#### INSTRUCTION:
Report each line of the data that has "开卡时间" somewhere in it.

__________

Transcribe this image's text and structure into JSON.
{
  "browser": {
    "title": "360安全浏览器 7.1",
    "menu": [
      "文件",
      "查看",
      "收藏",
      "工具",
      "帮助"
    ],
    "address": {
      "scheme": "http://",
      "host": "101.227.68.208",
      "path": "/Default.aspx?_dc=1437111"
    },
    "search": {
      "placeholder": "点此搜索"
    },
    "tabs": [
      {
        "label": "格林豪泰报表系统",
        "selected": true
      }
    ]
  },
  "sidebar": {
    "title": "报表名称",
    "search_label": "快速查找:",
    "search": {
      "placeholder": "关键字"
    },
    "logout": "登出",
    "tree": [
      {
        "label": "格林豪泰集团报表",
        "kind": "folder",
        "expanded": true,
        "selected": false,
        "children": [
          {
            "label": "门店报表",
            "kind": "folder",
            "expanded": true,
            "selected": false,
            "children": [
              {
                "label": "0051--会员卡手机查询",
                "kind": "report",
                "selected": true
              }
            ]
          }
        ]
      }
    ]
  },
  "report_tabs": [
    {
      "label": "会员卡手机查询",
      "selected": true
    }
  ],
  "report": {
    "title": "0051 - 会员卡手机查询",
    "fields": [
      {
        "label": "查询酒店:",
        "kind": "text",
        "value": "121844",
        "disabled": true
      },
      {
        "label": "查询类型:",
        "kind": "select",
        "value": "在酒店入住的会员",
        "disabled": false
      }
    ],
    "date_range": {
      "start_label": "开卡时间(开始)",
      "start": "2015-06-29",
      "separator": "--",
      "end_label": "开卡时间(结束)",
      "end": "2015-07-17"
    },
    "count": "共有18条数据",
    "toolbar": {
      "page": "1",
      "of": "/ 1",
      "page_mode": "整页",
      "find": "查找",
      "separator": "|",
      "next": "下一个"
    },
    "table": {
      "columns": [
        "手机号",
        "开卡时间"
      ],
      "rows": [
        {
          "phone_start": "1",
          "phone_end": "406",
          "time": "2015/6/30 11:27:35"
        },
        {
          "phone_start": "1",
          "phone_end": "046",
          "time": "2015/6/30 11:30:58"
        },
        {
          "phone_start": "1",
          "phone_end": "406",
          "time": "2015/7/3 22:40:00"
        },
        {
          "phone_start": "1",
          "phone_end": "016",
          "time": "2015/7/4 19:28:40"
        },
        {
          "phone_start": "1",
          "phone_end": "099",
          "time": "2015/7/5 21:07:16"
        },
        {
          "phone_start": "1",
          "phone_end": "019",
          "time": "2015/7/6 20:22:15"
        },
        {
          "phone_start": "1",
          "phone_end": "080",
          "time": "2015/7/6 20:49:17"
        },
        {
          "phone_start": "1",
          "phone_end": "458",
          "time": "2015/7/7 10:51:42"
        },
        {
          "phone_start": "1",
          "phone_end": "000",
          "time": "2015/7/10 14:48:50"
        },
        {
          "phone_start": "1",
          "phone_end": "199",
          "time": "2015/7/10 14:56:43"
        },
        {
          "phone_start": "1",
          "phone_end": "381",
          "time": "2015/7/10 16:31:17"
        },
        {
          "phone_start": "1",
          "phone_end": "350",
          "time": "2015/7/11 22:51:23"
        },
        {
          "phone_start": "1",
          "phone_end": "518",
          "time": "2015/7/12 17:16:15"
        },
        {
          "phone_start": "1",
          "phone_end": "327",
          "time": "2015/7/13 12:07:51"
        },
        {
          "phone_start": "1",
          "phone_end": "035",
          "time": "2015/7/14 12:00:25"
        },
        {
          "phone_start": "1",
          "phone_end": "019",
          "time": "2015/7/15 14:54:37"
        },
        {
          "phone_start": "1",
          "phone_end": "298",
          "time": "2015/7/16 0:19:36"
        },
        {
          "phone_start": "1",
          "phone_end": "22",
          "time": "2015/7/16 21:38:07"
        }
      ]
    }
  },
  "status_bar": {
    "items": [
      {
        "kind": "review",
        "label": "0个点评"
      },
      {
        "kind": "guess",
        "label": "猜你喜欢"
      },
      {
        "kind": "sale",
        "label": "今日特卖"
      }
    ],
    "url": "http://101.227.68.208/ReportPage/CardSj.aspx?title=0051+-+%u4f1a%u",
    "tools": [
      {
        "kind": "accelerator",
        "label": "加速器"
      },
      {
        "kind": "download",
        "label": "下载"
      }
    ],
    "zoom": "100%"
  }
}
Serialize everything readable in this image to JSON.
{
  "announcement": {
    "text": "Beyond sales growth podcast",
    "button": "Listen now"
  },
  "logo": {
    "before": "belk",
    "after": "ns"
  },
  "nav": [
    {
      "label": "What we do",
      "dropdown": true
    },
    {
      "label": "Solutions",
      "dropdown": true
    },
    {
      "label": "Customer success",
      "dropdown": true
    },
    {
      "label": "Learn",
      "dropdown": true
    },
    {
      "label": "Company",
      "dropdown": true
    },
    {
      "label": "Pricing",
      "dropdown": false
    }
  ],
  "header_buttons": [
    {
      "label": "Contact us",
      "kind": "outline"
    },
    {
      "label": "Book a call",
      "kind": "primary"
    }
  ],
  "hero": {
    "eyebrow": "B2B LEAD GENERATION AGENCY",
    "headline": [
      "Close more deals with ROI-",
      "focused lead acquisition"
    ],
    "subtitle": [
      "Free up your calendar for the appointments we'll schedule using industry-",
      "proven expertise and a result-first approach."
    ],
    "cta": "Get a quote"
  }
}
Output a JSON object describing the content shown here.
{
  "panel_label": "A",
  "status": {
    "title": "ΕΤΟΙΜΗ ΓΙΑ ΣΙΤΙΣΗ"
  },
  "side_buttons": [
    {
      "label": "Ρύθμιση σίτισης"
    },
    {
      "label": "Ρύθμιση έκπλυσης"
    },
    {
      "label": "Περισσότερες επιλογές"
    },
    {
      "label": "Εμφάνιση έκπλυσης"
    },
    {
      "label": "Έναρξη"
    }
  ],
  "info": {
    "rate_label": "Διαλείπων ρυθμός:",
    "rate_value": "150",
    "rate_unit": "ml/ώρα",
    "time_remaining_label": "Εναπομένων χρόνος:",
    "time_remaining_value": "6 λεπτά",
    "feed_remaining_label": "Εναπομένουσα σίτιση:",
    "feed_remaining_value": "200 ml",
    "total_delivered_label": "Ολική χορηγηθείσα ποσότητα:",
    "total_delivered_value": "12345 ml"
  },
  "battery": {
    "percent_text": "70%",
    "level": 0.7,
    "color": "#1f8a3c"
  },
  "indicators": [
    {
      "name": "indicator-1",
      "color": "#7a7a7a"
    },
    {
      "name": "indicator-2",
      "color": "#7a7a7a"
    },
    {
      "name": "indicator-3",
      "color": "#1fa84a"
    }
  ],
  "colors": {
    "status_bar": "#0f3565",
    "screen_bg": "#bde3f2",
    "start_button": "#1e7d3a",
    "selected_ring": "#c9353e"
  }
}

__________

#### IN RESPONSE:
      "start_label": "开卡时间(开始)",
      "end_label": "开卡时间(结束)",
        "开卡时间"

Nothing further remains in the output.